● TAREFA PROPOSTA 1
Reproduza sem nenhuma alteração a parte do texto sobre a ajuda de Washington a Kabul que fica entre "O grosso da" e "Pashtunistão futuro, unificado).", inclusive.
========================
O grosso da “ajuda” que Washington deu a Kabul ao longo dos últimos 16 anos só ajudou no front “bombardeio”, não no front “economia”. A corrupção no governo é cataclísmica. Os senhores da guerra mandam e desmandam. Os Talibã prosperam porque oferecem proteção local. Para grande ira dos pashtuns, a maioria do exército é constituída de tadjiques. Os políticos tadjiques são mais próximos da Índia, enquanto a maioria dos pashtuns tendem na direção do Paquistão (afinal de contas, eles têm primos e primas do outro lado da Linha Durand. E entra em cena o sonho de um Pashtunistão futuro, unificado).
========================
● TAREFA PROPOSTA 2
Transcreva fielmente as linhas dos registros situadas entre a que contém "trend-point: [217, 1567, 266, 1616]" e a que contém "trend-value-label: 189: [1150, 1570, 1219, 1611]", incluindo ambas.

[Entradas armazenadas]
========================
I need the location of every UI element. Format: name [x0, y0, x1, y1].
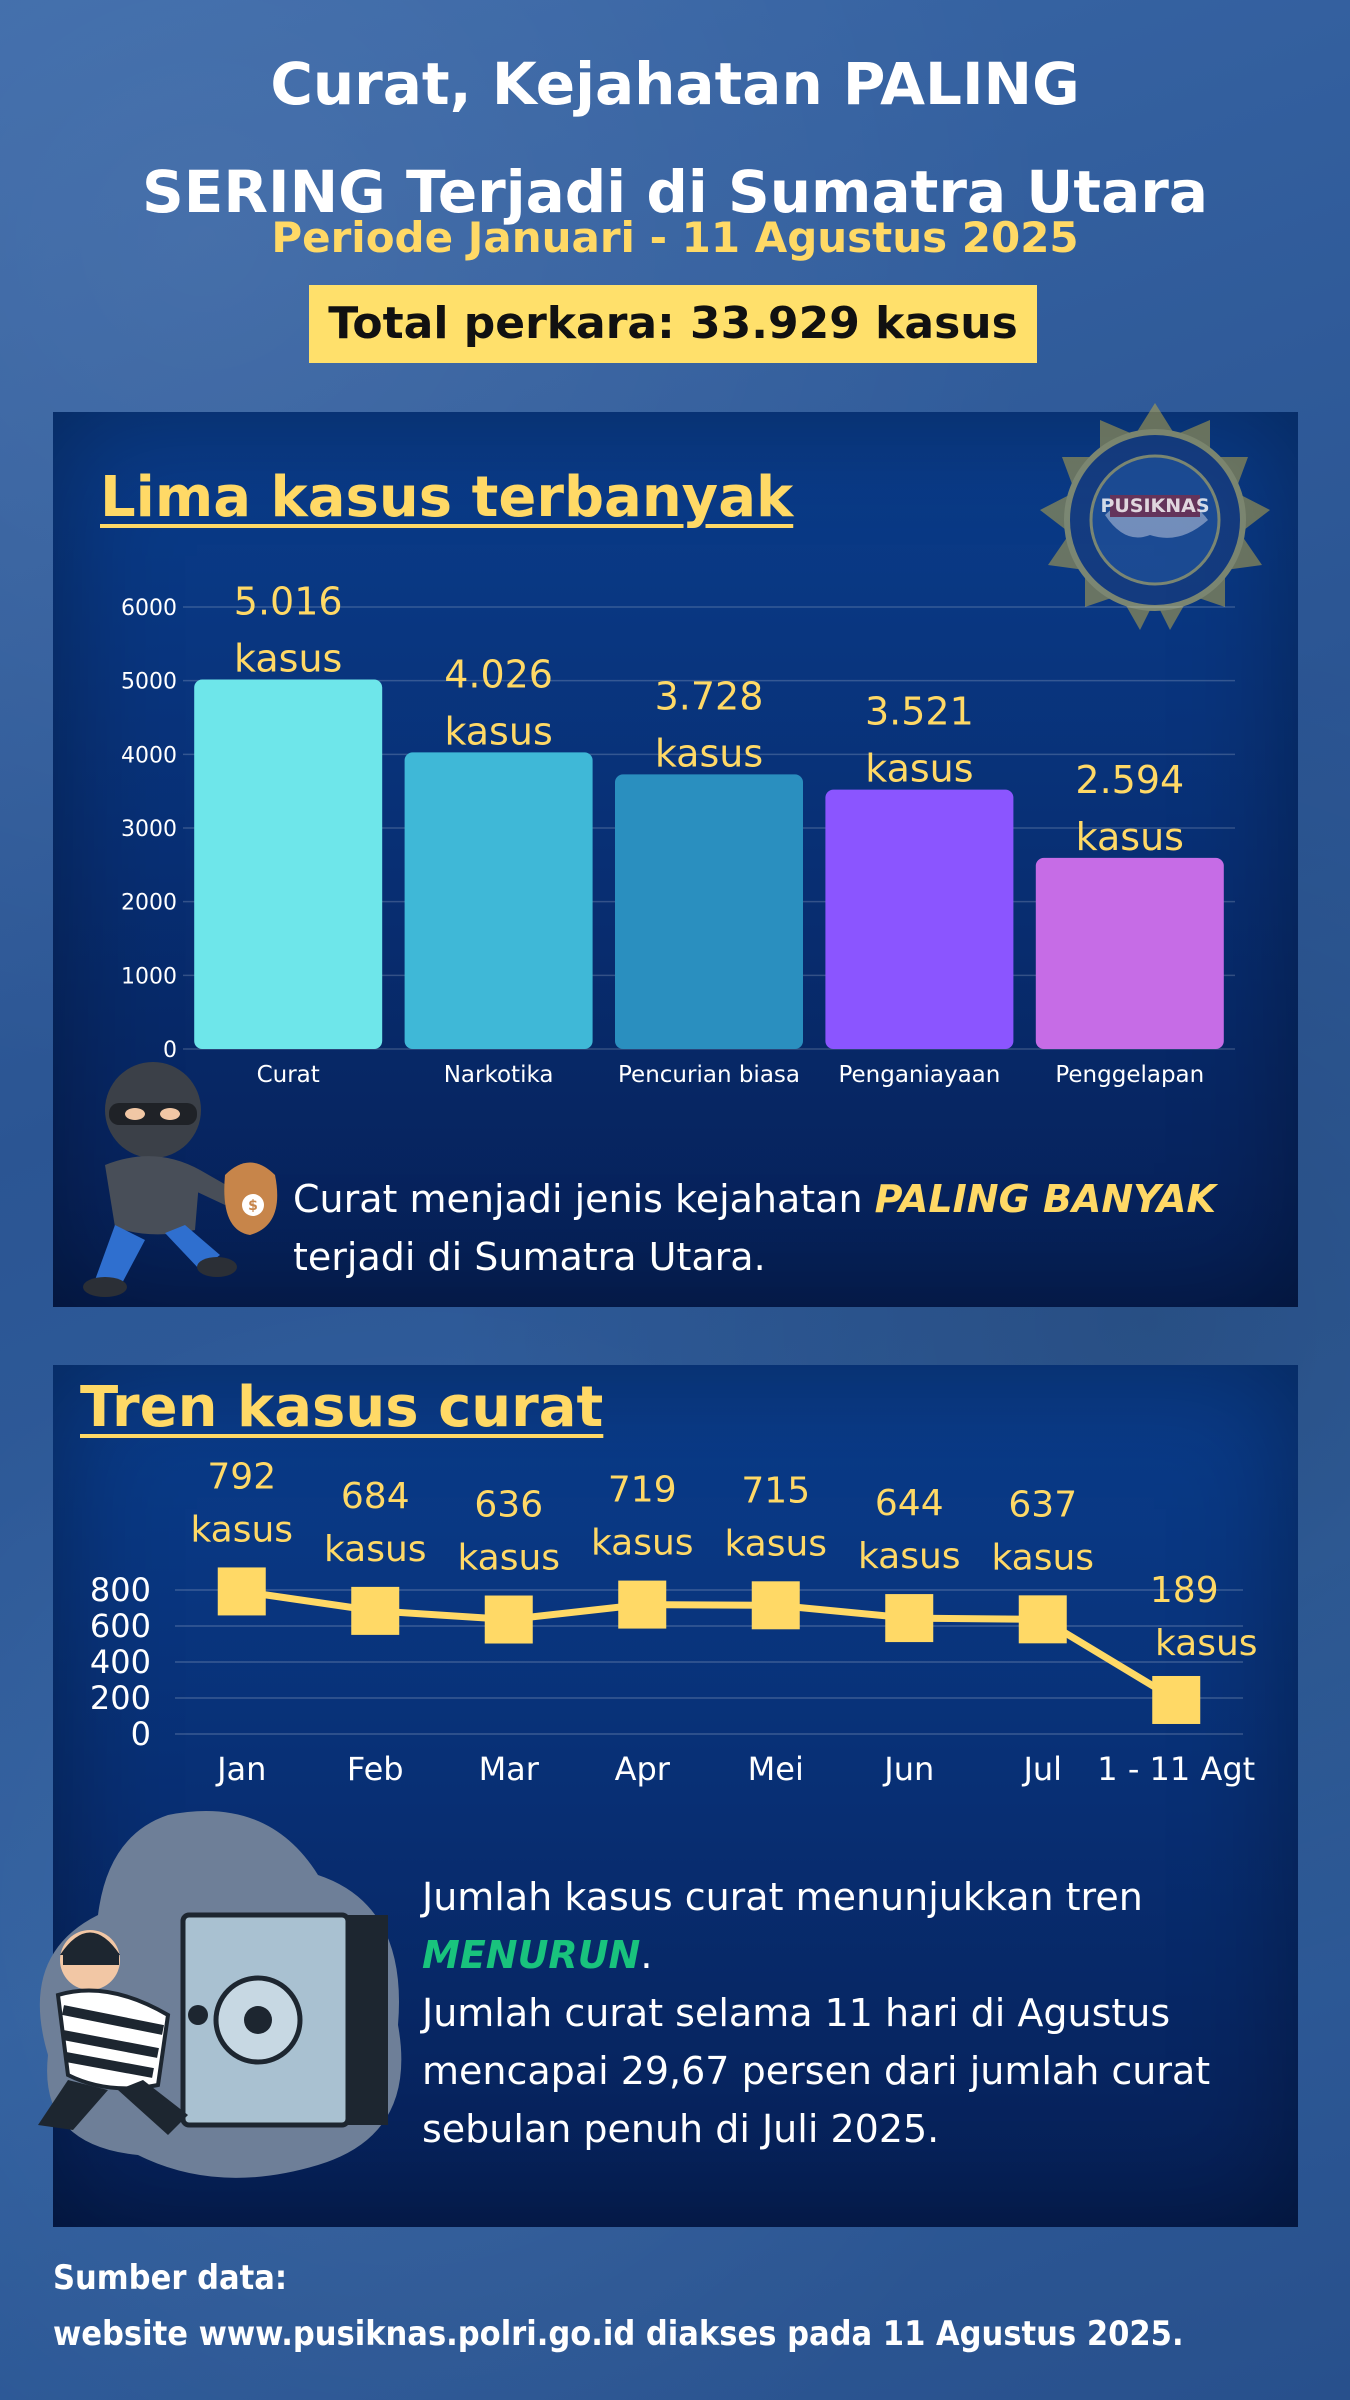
trend-point: [217, 1567, 266, 1616]
trend-category-label: Feb: [347, 1750, 404, 1788]
source-label: Sumber data:: [53, 2258, 288, 2298]
title-line-2: SERING Terjadi di Sumatra Utara: [142, 158, 1208, 226]
bar-category-label: Narkotika: [444, 1062, 554, 1088]
bar-y-tick-label: 2000: [121, 891, 177, 916]
safe-cracker-illustration: [38, 1811, 402, 2178]
trend-value-label: 684: [341, 1476, 410, 1517]
top-cases-heading: Lima kasus terbanyak: [100, 465, 794, 530]
bar-unit-label: kasus: [234, 636, 342, 680]
trend-category-label: Apr: [615, 1750, 671, 1788]
trend-point: [1018, 1595, 1067, 1644]
top-cases-bar-chart: 0 1000 2000 3000 4000 5000 6000 5.016 kasus Cura…: [121, 579, 1235, 1088]
trend-value-label: 715: [741, 1470, 810, 1511]
trend-value-label: 189: [1150, 1570, 1219, 1611]
desc1-prefix: Curat menjadi jenis kejahatan: [293, 1177, 875, 1221]
desc2-prefix: Jumlah kasus curat menunjukkan tren: [422, 1875, 1143, 1919]
desc2-rest: Jumlah curat selama 11 hari di Agustus m…: [422, 1991, 1211, 2151]
bar-value-label: 2.594: [1075, 758, 1184, 802]
trend-unit-label: kasus: [1155, 1623, 1258, 1664]
period-subtitle: Periode Januari - 11 Agustus 2025: [271, 213, 1079, 262]
trend-category-label: Jun: [882, 1750, 934, 1788]
bar-category-label: Penganiayaan: [838, 1062, 1000, 1088]
bar-value-label: 5.016: [234, 579, 343, 623]
bar-y-tick-label: 0: [163, 1038, 177, 1063]
svg-text:$: $: [248, 1198, 258, 1214]
trend-value-label: 637: [1008, 1484, 1077, 1525]
trend-value-label: 644: [875, 1483, 944, 1524]
page-title: Curat, Kejahatan PALING SERING Terjadi d…: [0, 30, 1350, 246]
trend-point: [618, 1580, 667, 1629]
desc1-highlight: PALING BANYAK: [874, 1177, 1216, 1221]
trend-unit-label: kasus: [190, 1509, 293, 1550]
desc1-suffix: terjadi di Sumatra Utara.: [293, 1235, 766, 1279]
trend-description: Jumlah kasus curat menunjukkan tren MENU…: [422, 1868, 1292, 2158]
bar-y-tick-label: 3000: [121, 817, 177, 842]
trend-point: [751, 1581, 800, 1630]
bar-unit-label: kasus: [655, 731, 763, 775]
title-line-1: Curat, Kejahatan PALING: [270, 50, 1080, 118]
trend-category-label: Mei: [748, 1750, 804, 1788]
bar-category-label: Penggelapan: [1055, 1062, 1204, 1088]
pusiknas-logo: PUSIKNAS: [1040, 403, 1270, 630]
top-cases-description: Curat menjadi jenis kejahatan PALING BAN…: [293, 1170, 1283, 1286]
trend-point: [351, 1586, 400, 1635]
bar-y-tick-label: 6000: [121, 596, 177, 621]
trend-heading: Tren kasus curat: [80, 1375, 604, 1440]
trend-value-label: 792: [207, 1456, 276, 1497]
logo-text: PUSIKNAS: [1100, 495, 1209, 517]
trend-unit-label: kasus: [591, 1523, 694, 1564]
desc2-highlight: MENURUN: [422, 1933, 641, 1977]
bar: [194, 679, 383, 1049]
trend-point: [1152, 1675, 1201, 1724]
trend-unit-label: kasus: [991, 1537, 1094, 1578]
trend-unit-label: kasus: [324, 1529, 427, 1570]
trend-category-label: Mar: [479, 1750, 540, 1788]
trend-unit-label: kasus: [724, 1523, 827, 1564]
bar-y-tick-label: 4000: [121, 743, 177, 768]
trend-value-label: 719: [608, 1470, 677, 1511]
bar-value-label: 3.521: [865, 690, 974, 734]
bar-y-tick-label: 1000: [121, 964, 177, 989]
trend-category-label: Jul: [1021, 1750, 1062, 1788]
line-y-tick-label: 600: [90, 1607, 151, 1645]
trend-unit-label: kasus: [457, 1538, 560, 1579]
bar: [615, 774, 803, 1049]
trend-value-label: 636: [474, 1485, 543, 1526]
line-y-tick-label: 400: [90, 1643, 151, 1681]
bar-y-tick-label: 5000: [121, 670, 177, 695]
trend-point: [885, 1594, 934, 1643]
line-y-tick-label: 800: [90, 1571, 151, 1609]
bar-category-label: Curat: [257, 1062, 320, 1088]
bar-unit-label: kasus: [865, 747, 973, 791]
line-y-tick-label: 0: [131, 1715, 151, 1753]
desc2-period: .: [640, 1933, 653, 1977]
trend-category-label: 1 - 11 Agt: [1097, 1750, 1255, 1788]
line-y-tick-label: 200: [90, 1679, 151, 1717]
source-note: Sumber data: website www.pusiknas.polri.…: [53, 2250, 1303, 2362]
trend-unit-label: kasus: [858, 1536, 961, 1577]
bar: [825, 789, 1014, 1049]
bar-value-label: 3.728: [655, 674, 764, 718]
bar: [404, 752, 593, 1049]
total-cases-badge: Total perkara: 33.929 kasus: [309, 285, 1037, 363]
bar-category-label: Pencurian biasa: [618, 1062, 800, 1088]
bar-unit-label: kasus: [444, 709, 552, 753]
bar-unit-label: kasus: [1076, 815, 1184, 859]
bar: [1035, 857, 1224, 1049]
running-thief-illustration: $: [83, 1062, 278, 1297]
bar-value-label: 4.026: [444, 652, 553, 696]
trend-point: [484, 1595, 533, 1644]
source-url-line: website www.pusiknas.polri.go.id diakses…: [53, 2314, 1184, 2354]
trend-category-label: Jan: [215, 1750, 266, 1788]
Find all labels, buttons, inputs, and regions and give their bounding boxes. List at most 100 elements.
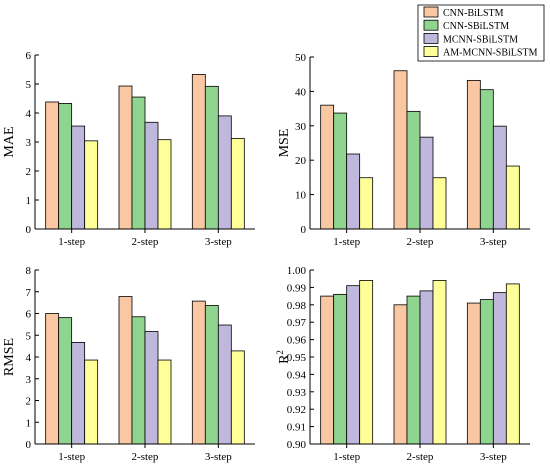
bar-cnn-bilstm-2-step <box>393 70 408 230</box>
legend-swatch-cnn-bilstm <box>423 6 439 18</box>
bar-cnn-bilstm-1-step <box>320 104 335 230</box>
y-tick-label: 1 <box>26 195 32 207</box>
bar-am-mcnn-sbilstm-1-step <box>84 359 99 445</box>
legend-label-am-mcnn-sbilstm: AM-MCNN-SBiLSTM <box>443 48 538 59</box>
y-tick-label: 0.94 <box>287 369 307 381</box>
bar-mcnn-sbilstm-1-step <box>346 153 361 230</box>
bar-mcnn-sbilstm-3-step <box>217 115 232 230</box>
x-tick-label: 3-step <box>480 451 507 463</box>
bar-cnn-bilstm-2-step <box>118 296 133 445</box>
y-axis-title: MAE <box>2 126 17 157</box>
bar-cnn-bilstm-3-step <box>191 74 206 230</box>
bar-am-mcnn-sbilstm-2-step <box>157 359 172 445</box>
bar-cnn-bilstm-1-step <box>320 295 335 445</box>
y-axis-title: MSE <box>277 129 292 158</box>
legend-label-cnn-sbilstm: CNN-SBiLSTM <box>443 21 509 32</box>
y-tick-label: 40 <box>295 86 307 98</box>
bar-mcnn-sbilstm-2-step <box>144 121 159 230</box>
bar-am-mcnn-sbilstm-2-step <box>432 280 447 445</box>
y-tick-label: 0.96 <box>287 335 307 347</box>
y-axis-title: RMSE <box>2 338 17 376</box>
y-tick-label: 0.97 <box>287 317 307 329</box>
bar-cnn-bilstm-2-step <box>393 304 408 445</box>
y-tick-label: 5 <box>26 79 32 91</box>
x-tick-label: 2-step <box>132 236 159 248</box>
bar-am-mcnn-sbilstm-3-step <box>505 283 520 445</box>
bar-mcnn-sbilstm-3-step <box>492 292 507 445</box>
y-tick-label: 0 <box>26 224 32 236</box>
y-tick-label: 10 <box>295 190 307 202</box>
bar-cnn-bilstm-2-step <box>118 85 133 230</box>
bar-am-mcnn-sbilstm-1-step <box>359 177 374 230</box>
bar-cnn-sbilstm-3-step <box>479 299 494 445</box>
bar-cnn-sbilstm-1-step <box>333 112 348 230</box>
y-tick-label: 1.00 <box>287 265 307 277</box>
bar-mcnn-sbilstm-2-step <box>419 136 434 230</box>
y-tick-label: 20 <box>295 155 307 167</box>
x-tick-label: 1-step <box>333 236 360 248</box>
bar-mcnn-sbilstm-3-step <box>217 324 232 445</box>
y-tick-label: 8 <box>26 265 32 277</box>
bar-am-mcnn-sbilstm-3-step <box>230 138 245 230</box>
y-tick-label: 0 <box>301 224 307 236</box>
bar-am-mcnn-sbilstm-3-step <box>505 165 520 230</box>
y-tick-label: 3 <box>26 137 32 149</box>
chart-panel-4: 0.90 0.91 0.92 0.93 0.94 0.95 0.96 0.97 0.98 0.99… <box>275 265 530 463</box>
y-tick-label: 6 <box>26 309 32 321</box>
y-tick-label: 2 <box>26 166 32 178</box>
y-tick-label: 5 <box>26 330 32 342</box>
y-tick-label: 3 <box>26 374 32 386</box>
y-tick-label: 30 <box>295 121 307 133</box>
bar-mcnn-sbilstm-1-step <box>71 125 86 230</box>
y-tick-label: 2 <box>26 396 32 408</box>
x-tick-label: 2-step <box>132 451 159 463</box>
y-tick-label: 0.98 <box>287 300 307 312</box>
bar-mcnn-sbilstm-3-step <box>492 125 507 230</box>
bar-cnn-bilstm-1-step <box>45 313 60 445</box>
bar-cnn-sbilstm-2-step <box>406 295 421 445</box>
bar-cnn-sbilstm-3-step <box>204 85 219 230</box>
bar-mcnn-sbilstm-1-step <box>71 342 86 445</box>
bar-mcnn-sbilstm-2-step <box>144 331 159 445</box>
bar-cnn-sbilstm-2-step <box>131 96 146 230</box>
legend-label-cnn-bilstm: CNN-BiLSTM <box>443 8 504 19</box>
bar-cnn-bilstm-3-step <box>466 79 481 230</box>
chart-panel-2: 0 10 20 30 40 50 1-step 2-step 3-step MSE <box>277 52 530 248</box>
y-tick-label: 0.99 <box>287 282 307 294</box>
y-tick-label: 50 <box>295 52 307 64</box>
legend-swatch-am-mcnn-sbilstm <box>423 46 439 57</box>
bar-am-mcnn-sbilstm-2-step <box>157 139 172 230</box>
bar-cnn-sbilstm-2-step <box>131 316 146 445</box>
y-tick-label: 0.91 <box>287 422 306 434</box>
bar-cnn-sbilstm-3-step <box>204 305 219 445</box>
y-tick-label: 0.90 <box>287 439 307 451</box>
x-tick-label: 3-step <box>480 236 507 248</box>
x-tick-label: 3-step <box>205 236 232 248</box>
y-tick-label: 6 <box>26 50 32 62</box>
y-tick-label: 7 <box>26 287 32 299</box>
legend-swatch-cnn-sbilstm <box>423 19 439 31</box>
bar-am-mcnn-sbilstm-1-step <box>359 280 374 445</box>
x-tick-label: 1-step <box>58 236 85 248</box>
bar-cnn-sbilstm-1-step <box>58 103 73 230</box>
x-tick-label: 1-step <box>58 451 85 463</box>
y-tick-label: 0.92 <box>287 404 306 416</box>
bar-cnn-sbilstm-1-step <box>333 293 348 445</box>
bar-am-mcnn-sbilstm-1-step <box>84 140 99 230</box>
bar-mcnn-sbilstm-1-step <box>346 285 361 445</box>
legend-label-mcnn-sbilstm: MCNN-SBiLSTM <box>443 34 518 45</box>
bar-cnn-sbilstm-1-step <box>58 317 73 445</box>
x-tick-label: 2-step <box>407 451 434 463</box>
legend-swatch-mcnn-sbilstm <box>423 33 439 44</box>
x-tick-label: 3-step <box>205 451 232 463</box>
x-tick-label: 2-step <box>407 236 434 248</box>
bar-am-mcnn-sbilstm-3-step <box>230 350 245 445</box>
chart-panel-1: 0 1 2 3 4 5 6 1-step 2-step 3-step MAE <box>2 50 255 248</box>
bar-mcnn-sbilstm-2-step <box>419 290 434 445</box>
x-tick-label: 1-step <box>333 451 360 463</box>
y-tick-label: 1 <box>26 417 32 429</box>
y-tick-label: 0.95 <box>287 352 307 364</box>
y-axis-title-superscript: 2 <box>275 350 285 355</box>
bar-cnn-bilstm-3-step <box>191 300 206 445</box>
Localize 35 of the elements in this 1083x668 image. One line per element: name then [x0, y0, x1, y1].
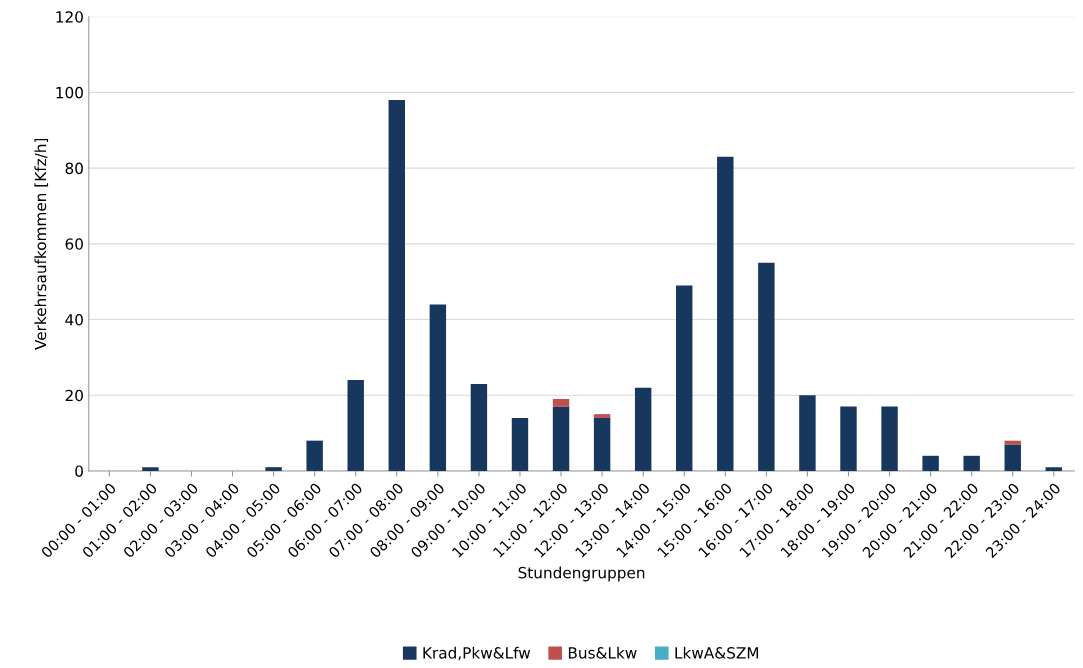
y-tick-label: 20 [65, 389, 83, 402]
x-axis-title: Stundengruppen [518, 566, 645, 582]
bar [142, 467, 159, 471]
bar [840, 406, 857, 471]
bar [717, 156, 734, 471]
bar [265, 467, 282, 471]
bar [388, 99, 405, 471]
bar [676, 285, 693, 471]
bar [1004, 444, 1021, 471]
bar [552, 399, 570, 407]
y-axis-title: Verkehrsaufkommen [Kfz/h] [34, 138, 49, 350]
bar [511, 417, 529, 471]
y-tick-label: 40 [65, 313, 83, 326]
bar [634, 387, 652, 471]
y-tick-label: 0 [75, 465, 83, 477]
legend-label: LkwA&SZM [675, 646, 759, 659]
y-tick-label: 60 [65, 238, 83, 250]
y-tick-label: 80 [65, 162, 83, 175]
bar [922, 455, 939, 471]
bar [593, 417, 611, 471]
bar [470, 383, 488, 471]
y-tick-label: 120 [56, 11, 83, 23]
bar [799, 395, 816, 471]
bar [347, 380, 364, 471]
bar [593, 414, 611, 418]
legend-label: Bus&Lkw [568, 646, 637, 659]
bar [306, 440, 323, 471]
bar [429, 304, 447, 471]
y-tick-label: 100 [56, 86, 83, 99]
bar [881, 406, 898, 471]
bar [963, 455, 980, 471]
bar [758, 262, 775, 471]
legend-label: Krad,Pkw&Lfw [423, 646, 531, 661]
bar [552, 406, 570, 471]
bar [1045, 467, 1063, 471]
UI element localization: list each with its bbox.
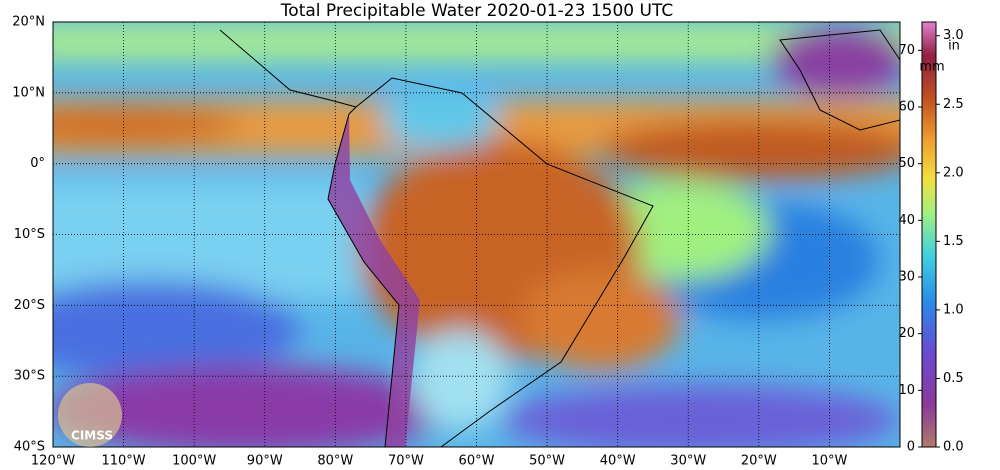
========================
● SOLUÇÃO DETALHADA 1
O grosso da “ajuda” que Washington deu a Kabul ao longo dos últimos 16 anos só ajudou no front “bombardeio”, não no front “economia”. A corrupção no governo é cataclísmica. Os senhores da guerra mandam e desmandam. Os Talibã prosperam porque oferecem proteção local. Para grande ira dos pashtuns, a maioria do exército é constituída de tadjiques. Os políticos tadjiques são mais próximos da Índia, enquanto a maioria dos pashtuns tendem na direção do Paquistão (afinal de contas, eles têm primos e primas do outro lado da Linha Durand. E entra em cena o sonho de um Pashtunistão futuro, unificado).

● SOLUÇÃO DETALHADA 2
trend-point: [217, 1567, 266, 1616]
trend-category-label: Feb: [347, 1750, 404, 1788]
source-label: Sumber data:: [53, 2258, 288, 2298]
title-line-2: SERING Terjadi di Sumatra Utara: [142, 158, 1208, 226]
bar-category-label: Narkotika: [444, 1062, 554, 1088]
bar-y-tick-label: 2000: [121, 891, 177, 916]
safe-cracker-illustration: [38, 1811, 402, 2178]
trend-value-label: 684: [341, 1476, 410, 1517]
top-cases-heading: Lima kasus terbanyak: [100, 465, 794, 530]
bar-unit-label: kasus: [234, 636, 342, 680]
trend-category-label: Apr: [615, 1750, 671, 1788]
trend-point: [1018, 1595, 1067, 1644]
top-cases-bar-chart: 0 1000 2000 3000 4000 5000 6000 5.016 kasus Cura…: [121, 579, 1235, 1088]
trend-value-label: 715: [741, 1470, 810, 1511]
trend-value-label: 189: [1150, 1570, 1219, 1611]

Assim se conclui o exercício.